● What to work on:
Repeat the material below word for word and leave out all pictures.

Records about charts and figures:
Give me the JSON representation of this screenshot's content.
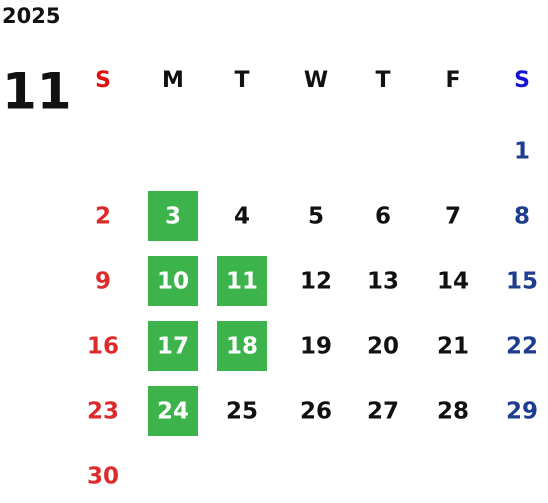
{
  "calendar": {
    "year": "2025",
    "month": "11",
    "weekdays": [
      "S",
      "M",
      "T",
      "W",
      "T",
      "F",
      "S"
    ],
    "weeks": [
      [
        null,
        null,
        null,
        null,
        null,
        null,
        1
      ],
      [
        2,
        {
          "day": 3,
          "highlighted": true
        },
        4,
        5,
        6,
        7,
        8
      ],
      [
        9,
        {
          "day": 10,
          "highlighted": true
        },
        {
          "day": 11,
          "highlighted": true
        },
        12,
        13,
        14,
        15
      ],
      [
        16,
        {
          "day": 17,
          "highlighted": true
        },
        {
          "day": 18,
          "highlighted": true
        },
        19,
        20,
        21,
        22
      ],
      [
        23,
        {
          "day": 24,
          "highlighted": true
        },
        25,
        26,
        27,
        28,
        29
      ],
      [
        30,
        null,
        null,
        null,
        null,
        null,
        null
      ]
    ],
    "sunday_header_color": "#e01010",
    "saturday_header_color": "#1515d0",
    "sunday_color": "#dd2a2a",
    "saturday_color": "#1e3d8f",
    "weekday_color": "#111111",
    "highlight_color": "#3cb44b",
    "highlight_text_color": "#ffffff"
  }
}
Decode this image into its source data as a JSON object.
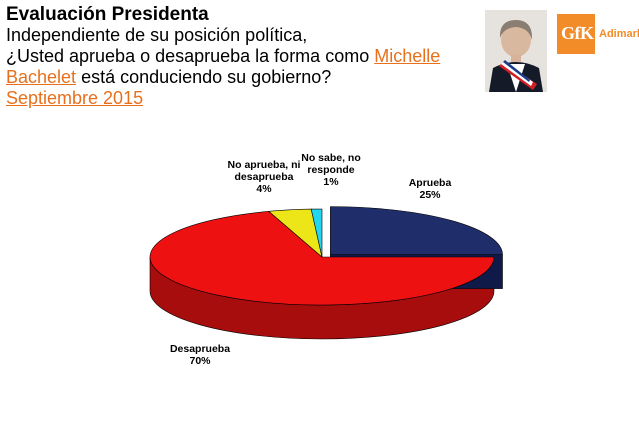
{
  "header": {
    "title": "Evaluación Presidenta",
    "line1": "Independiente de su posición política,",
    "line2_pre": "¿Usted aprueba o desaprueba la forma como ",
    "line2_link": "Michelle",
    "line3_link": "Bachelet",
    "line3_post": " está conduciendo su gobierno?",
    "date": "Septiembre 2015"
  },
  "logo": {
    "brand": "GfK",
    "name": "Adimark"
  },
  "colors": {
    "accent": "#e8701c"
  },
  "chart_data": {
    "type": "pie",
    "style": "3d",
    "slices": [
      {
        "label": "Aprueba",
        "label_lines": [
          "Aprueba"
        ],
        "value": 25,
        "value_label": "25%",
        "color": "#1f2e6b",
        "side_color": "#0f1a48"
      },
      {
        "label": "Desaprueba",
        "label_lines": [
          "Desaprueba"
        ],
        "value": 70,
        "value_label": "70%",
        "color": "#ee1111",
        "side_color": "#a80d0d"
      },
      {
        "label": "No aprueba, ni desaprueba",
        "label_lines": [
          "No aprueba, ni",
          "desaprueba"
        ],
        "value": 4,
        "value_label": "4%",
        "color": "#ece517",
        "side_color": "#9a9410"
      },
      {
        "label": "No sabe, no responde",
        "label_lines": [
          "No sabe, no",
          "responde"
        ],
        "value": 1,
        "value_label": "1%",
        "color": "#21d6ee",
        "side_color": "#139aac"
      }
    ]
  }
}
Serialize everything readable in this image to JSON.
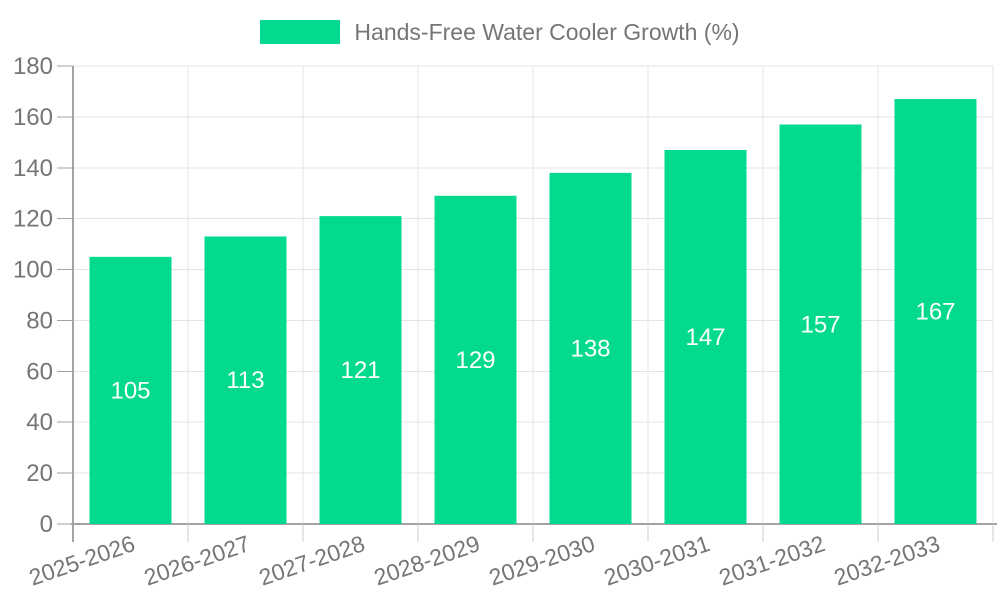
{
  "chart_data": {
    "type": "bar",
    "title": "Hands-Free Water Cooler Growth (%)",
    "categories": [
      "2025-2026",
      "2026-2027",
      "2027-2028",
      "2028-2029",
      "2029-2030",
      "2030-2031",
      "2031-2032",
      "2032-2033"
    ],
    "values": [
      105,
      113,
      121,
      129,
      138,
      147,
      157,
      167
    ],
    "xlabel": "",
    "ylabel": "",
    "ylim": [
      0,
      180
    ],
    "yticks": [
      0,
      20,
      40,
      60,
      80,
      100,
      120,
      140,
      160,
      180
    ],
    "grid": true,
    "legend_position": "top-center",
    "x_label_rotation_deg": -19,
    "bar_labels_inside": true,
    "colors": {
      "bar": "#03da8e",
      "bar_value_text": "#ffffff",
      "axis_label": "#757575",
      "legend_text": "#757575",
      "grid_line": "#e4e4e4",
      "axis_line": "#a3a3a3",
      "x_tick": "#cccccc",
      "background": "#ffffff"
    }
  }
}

● Solved problem:
Give me the JSON representation of this screenshot's content.
{
  "calendar": {
    "year": "2025",
    "month": "11",
    "weekdays": [
      "S",
      "M",
      "T",
      "W",
      "T",
      "F",
      "S"
    ],
    "weeks": [
      [
        null,
        null,
        null,
        null,
        null,
        null,
        1
      ],
      [
        2,
        {
          "day": 3,
          "highlighted": true
        },
        4,
        5,
        6,
        7,
        8
      ],
      [
        9,
        {
          "day": 10,
          "highlighted": true
        },
        {
          "day": 11,
          "highlighted": true
        },
        12,
        13,
        14,
        15
      ],
      [
        16,
        {
          "day": 17,
          "highlighted": true
        },
        {
          "day": 18,
          "highlighted": true
        },
        19,
        20,
        21,
        22
      ],
      [
        23,
        {
          "day": 24,
          "highlighted": true
        },
        25,
        26,
        27,
        28,
        29
      ],
      [
        30,
        null,
        null,
        null,
        null,
        null,
        null
      ]
    ],
    "sunday_header_color": "#e01010",
    "saturday_header_color": "#1515d0",
    "sunday_color": "#dd2a2a",
    "saturday_color": "#1e3d8f",
    "weekday_color": "#111111",
    "highlight_color": "#3cb44b",
    "highlight_text_color": "#ffffff"
  }
}
Decode this image into its source data as a JSON object.
{
  "header": {
    "title": "Evaluación Presidenta",
    "line1": "Independiente de su posición política,",
    "line2_pre": "¿Usted aprueba o desaprueba la forma como ",
    "line2_link": "Michelle",
    "line3_link": "Bachelet",
    "line3_post": " está conduciendo su gobierno?",
    "date": "Septiembre 2015"
  },
  "logo": {
    "brand": "GfK",
    "name": "Adimark"
  },
  "colors": {
    "accent": "#e8701c"
  },
  "chart_data": {
    "type": "pie",
    "style": "3d",
    "slices": [
      {
        "label": "Aprueba",
        "label_lines": [
          "Aprueba"
        ],
        "value": 25,
        "value_label": "25%",
        "color": "#1f2e6b",
        "side_color": "#0f1a48"
      },
      {
        "label": "Desaprueba",
        "label_lines": [
          "Desaprueba"
        ],
        "value": 70,
        "value_label": "70%",
        "color": "#ee1111",
        "side_color": "#a80d0d"
      },
      {
        "label": "No aprueba, ni desaprueba",
        "label_lines": [
          "No aprueba, ni",
          "desaprueba"
        ],
        "value": 4,
        "value_label": "4%",
        "color": "#ece517",
        "side_color": "#9a9410"
      },
      {
        "label": "No sabe, no responde",
        "label_lines": [
          "No sabe, no",
          "responde"
        ],
        "value": 1,
        "value_label": "1%",
        "color": "#21d6ee",
        "side_color": "#139aac"
      }
    ]
  }
}
Serialize everything readable in this image to JSON.
{
  "chart_data": {
    "type": "bar",
    "title": "Hands-Free Water Cooler Growth (%)",
    "categories": [
      "2025-2026",
      "2026-2027",
      "2027-2028",
      "2028-2029",
      "2029-2030",
      "2030-2031",
      "2031-2032",
      "2032-2033"
    ],
    "values": [
      105,
      113,
      121,
      129,
      138,
      147,
      157,
      167
    ],
    "xlabel": "",
    "ylabel": "",
    "ylim": [
      0,
      180
    ],
    "yticks": [
      0,
      20,
      40,
      60,
      80,
      100,
      120,
      140,
      160,
      180
    ],
    "grid": true,
    "legend_position": "top-center",
    "x_label_rotation_deg": -19,
    "bar_labels_inside": true,
    "colors": {
      "bar": "#03da8e",
      "bar_value_text": "#ffffff",
      "axis_label": "#757575",
      "legend_text": "#757575",
      "grid_line": "#e4e4e4",
      "axis_line": "#a3a3a3",
      "x_tick": "#cccccc",
      "background": "#ffffff"
    }
  }
}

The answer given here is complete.